Dataset items:

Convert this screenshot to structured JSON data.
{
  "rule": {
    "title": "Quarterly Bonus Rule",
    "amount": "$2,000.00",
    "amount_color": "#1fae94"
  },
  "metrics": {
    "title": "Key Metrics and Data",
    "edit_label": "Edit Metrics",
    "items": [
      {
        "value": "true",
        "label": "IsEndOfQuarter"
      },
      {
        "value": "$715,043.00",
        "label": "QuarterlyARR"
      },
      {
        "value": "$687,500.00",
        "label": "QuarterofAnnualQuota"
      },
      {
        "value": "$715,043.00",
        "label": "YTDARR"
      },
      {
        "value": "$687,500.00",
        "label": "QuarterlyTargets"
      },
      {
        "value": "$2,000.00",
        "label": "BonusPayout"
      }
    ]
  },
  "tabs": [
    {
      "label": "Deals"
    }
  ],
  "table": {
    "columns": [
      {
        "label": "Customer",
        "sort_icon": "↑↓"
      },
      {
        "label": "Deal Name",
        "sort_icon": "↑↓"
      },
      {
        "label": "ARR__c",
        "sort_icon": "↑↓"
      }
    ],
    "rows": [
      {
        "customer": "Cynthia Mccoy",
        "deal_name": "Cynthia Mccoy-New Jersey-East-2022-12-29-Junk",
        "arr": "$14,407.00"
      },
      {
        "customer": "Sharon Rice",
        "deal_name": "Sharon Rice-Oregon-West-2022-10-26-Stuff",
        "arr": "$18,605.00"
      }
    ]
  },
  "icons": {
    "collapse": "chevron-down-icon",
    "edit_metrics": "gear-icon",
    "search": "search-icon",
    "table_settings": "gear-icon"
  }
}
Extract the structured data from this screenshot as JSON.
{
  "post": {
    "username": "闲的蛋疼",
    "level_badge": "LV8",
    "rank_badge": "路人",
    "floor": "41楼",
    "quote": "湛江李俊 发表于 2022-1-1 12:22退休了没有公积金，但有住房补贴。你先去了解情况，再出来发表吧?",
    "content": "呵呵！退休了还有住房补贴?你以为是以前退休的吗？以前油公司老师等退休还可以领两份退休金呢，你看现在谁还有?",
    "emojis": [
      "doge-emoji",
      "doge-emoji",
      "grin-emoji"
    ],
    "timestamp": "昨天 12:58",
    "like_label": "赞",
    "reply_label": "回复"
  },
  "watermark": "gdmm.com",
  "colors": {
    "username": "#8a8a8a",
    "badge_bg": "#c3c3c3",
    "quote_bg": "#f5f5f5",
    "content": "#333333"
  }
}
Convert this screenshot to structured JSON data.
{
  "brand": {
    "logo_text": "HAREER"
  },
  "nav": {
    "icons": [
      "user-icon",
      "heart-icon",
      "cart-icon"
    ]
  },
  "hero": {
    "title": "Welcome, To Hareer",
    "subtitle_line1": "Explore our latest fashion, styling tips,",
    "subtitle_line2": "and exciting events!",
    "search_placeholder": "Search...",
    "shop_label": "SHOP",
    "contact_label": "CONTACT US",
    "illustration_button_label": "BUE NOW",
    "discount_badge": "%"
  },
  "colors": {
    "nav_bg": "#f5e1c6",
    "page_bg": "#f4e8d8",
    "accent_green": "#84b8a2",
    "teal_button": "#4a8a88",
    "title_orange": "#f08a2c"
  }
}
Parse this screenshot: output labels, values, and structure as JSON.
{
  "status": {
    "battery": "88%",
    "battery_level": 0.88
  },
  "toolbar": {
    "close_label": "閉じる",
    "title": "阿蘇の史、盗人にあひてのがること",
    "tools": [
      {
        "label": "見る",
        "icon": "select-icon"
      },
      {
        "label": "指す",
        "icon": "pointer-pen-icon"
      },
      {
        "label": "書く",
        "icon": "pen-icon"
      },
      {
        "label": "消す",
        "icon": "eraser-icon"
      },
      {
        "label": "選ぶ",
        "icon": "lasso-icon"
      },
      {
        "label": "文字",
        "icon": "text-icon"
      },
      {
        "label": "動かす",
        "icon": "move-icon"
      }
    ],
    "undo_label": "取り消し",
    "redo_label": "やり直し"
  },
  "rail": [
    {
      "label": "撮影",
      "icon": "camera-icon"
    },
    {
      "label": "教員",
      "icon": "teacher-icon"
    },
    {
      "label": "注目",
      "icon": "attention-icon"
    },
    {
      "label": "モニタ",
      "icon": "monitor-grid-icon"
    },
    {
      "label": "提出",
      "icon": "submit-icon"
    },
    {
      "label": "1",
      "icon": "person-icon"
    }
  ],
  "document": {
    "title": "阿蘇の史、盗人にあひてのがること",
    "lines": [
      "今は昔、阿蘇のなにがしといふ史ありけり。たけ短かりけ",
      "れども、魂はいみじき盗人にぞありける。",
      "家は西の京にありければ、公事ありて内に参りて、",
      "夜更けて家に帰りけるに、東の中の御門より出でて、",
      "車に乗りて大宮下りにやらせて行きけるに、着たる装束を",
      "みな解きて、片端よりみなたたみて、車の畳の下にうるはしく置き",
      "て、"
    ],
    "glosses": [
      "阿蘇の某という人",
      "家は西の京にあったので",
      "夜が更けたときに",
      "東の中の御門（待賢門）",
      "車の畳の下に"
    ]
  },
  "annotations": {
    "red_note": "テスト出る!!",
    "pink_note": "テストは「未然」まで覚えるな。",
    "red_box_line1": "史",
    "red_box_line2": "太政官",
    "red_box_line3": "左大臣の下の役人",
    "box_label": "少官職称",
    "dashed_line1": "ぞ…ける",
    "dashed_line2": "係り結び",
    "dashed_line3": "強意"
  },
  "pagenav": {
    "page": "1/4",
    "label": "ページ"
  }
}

### Problem statement
Each record must be returned exactly as it is written.

### Task solution
Convert this screenshot to structured JSON data.
{
  "rule": {
    "title": "Quarterly Bonus Rule",
    "amount": "$2,000.00",
    "amount_color": "#1fae94"
  },
  "metrics": {
    "title": "Key Metrics and Data",
    "edit_label": "Edit Metrics",
    "items": [
      {
        "value": "true",
        "label": "IsEndOfQuarter"
      },
      {
        "value": "$715,043.00",
        "label": "QuarterlyARR"
      },
      {
        "value": "$687,500.00",
        "label": "QuarterofAnnualQuota"
      },
      {
        "value": "$715,043.00",
        "label": "YTDARR"
      },
      {
        "value": "$687,500.00",
        "label": "QuarterlyTargets"
      },
      {
        "value": "$2,000.00",
        "label": "BonusPayout"
      }
    ]
  },
  "tabs": [
    {
      "label": "Deals"
    }
  ],
  "table": {
    "columns": [
      {
        "label": "Customer",
        "sort_icon": "↑↓"
      },
      {
        "label": "Deal Name",
        "sort_icon": "↑↓"
      },
      {
        "label": "ARR__c",
        "sort_icon": "↑↓"
      }
    ],
    "rows": [
      {
        "customer": "Cynthia Mccoy",
        "deal_name": "Cynthia Mccoy-New Jersey-East-2022-12-29-Junk",
        "arr": "$14,407.00"
      },
      {
        "customer": "Sharon Rice",
        "deal_name": "Sharon Rice-Oregon-West-2022-10-26-Stuff",
        "arr": "$18,605.00"
      }
    ]
  },
  "icons": {
    "collapse": "chevron-down-icon",
    "edit_metrics": "gear-icon",
    "search": "search-icon",
    "table_settings": "gear-icon"
  }
}
Extract the structured data from this screenshot as JSON.
{
  "post": {
    "username": "闲的蛋疼",
    "level_badge": "LV8",
    "rank_badge": "路人",
    "floor": "41楼",
    "quote": "湛江李俊 发表于 2022-1-1 12:22退休了没有公积金，但有住房补贴。你先去了解情况，再出来发表吧?",
    "content": "呵呵！退休了还有住房补贴?你以为是以前退休的吗？以前油公司老师等退休还可以领两份退休金呢，你看现在谁还有?",
    "emojis": [
      "doge-emoji",
      "doge-emoji",
      "grin-emoji"
    ],
    "timestamp": "昨天 12:58",
    "like_label": "赞",
    "reply_label": "回复"
  },
  "watermark": "gdmm.com",
  "colors": {
    "username": "#8a8a8a",
    "badge_bg": "#c3c3c3",
    "quote_bg": "#f5f5f5",
    "content": "#333333"
  }
}
Convert this screenshot to structured JSON data.
{
  "brand": {
    "logo_text": "HAREER"
  },
  "nav": {
    "icons": [
      "user-icon",
      "heart-icon",
      "cart-icon"
    ]
  },
  "hero": {
    "title": "Welcome, To Hareer",
    "subtitle_line1": "Explore our latest fashion, styling tips,",
    "subtitle_line2": "and exciting events!",
    "search_placeholder": "Search...",
    "shop_label": "SHOP",
    "contact_label": "CONTACT US",
    "illustration_button_label": "BUE NOW",
    "discount_badge": "%"
  },
  "colors": {
    "nav_bg": "#f5e1c6",
    "page_bg": "#f4e8d8",
    "accent_green": "#84b8a2",
    "teal_button": "#4a8a88",
    "title_orange": "#f08a2c"
  }
}
Parse this screenshot: output labels, values, and structure as JSON.
{
  "status": {
    "battery": "88%",
    "battery_level": 0.88
  },
  "toolbar": {
    "close_label": "閉じる",
    "title": "阿蘇の史、盗人にあひてのがること",
    "tools": [
      {
        "label": "見る",
        "icon": "select-icon"
      },
      {
        "label": "指す",
        "icon": "pointer-pen-icon"
      },
      {
        "label": "書く",
        "icon": "pen-icon"
      },
      {
        "label": "消す",
        "icon": "eraser-icon"
      },
      {
        "label": "選ぶ",
        "icon": "lasso-icon"
      },
      {
        "label": "文字",
        "icon": "text-icon"
      },
      {
        "label": "動かす",
        "icon": "move-icon"
      }
    ],
    "undo_label": "取り消し",
    "redo_label": "やり直し"
  },
  "rail": [
    {
      "label": "撮影",
      "icon": "camera-icon"
    },
    {
      "label": "教員",
      "icon": "teacher-icon"
    },
    {
      "label": "注目",
      "icon": "attention-icon"
    },
    {
      "label": "モニタ",
      "icon": "monitor-grid-icon"
    },
    {
      "label": "提出",
      "icon": "submit-icon"
    },
    {
      "label": "1",
      "icon": "person-icon"
    }
  ],
  "document": {
    "title": "阿蘇の史、盗人にあひてのがること",
    "lines": [
      "今は昔、阿蘇のなにがしといふ史ありけり。たけ短かりけ",
      "れども、魂はいみじき盗人にぞありける。",
      "家は西の京にありければ、公事ありて内に参りて、",
      "夜更けて家に帰りけるに、東の中の御門より出でて、",
      "車に乗りて大宮下りにやらせて行きけるに、着たる装束を",
      "みな解きて、片端よりみなたたみて、車の畳の下にうるはしく置き",
      "て、"
    ],
    "glosses": [
      "阿蘇の某という人",
      "家は西の京にあったので",
      "夜が更けたときに",
      "東の中の御門（待賢門）",
      "車の畳の下に"
    ]
  },
  "annotations": {
    "red_note": "テスト出る!!",
    "pink_note": "テストは「未然」まで覚えるな。",
    "red_box_line1": "史",
    "red_box_line2": "太政官",
    "red_box_line3": "左大臣の下の役人",
    "box_label": "少官職称",
    "dashed_line1": "ぞ…ける",
    "dashed_line2": "係り結び",
    "dashed_line3": "強意"
  },
  "pagenav": {
    "page": "1/4",
    "label": "ページ"
  }
}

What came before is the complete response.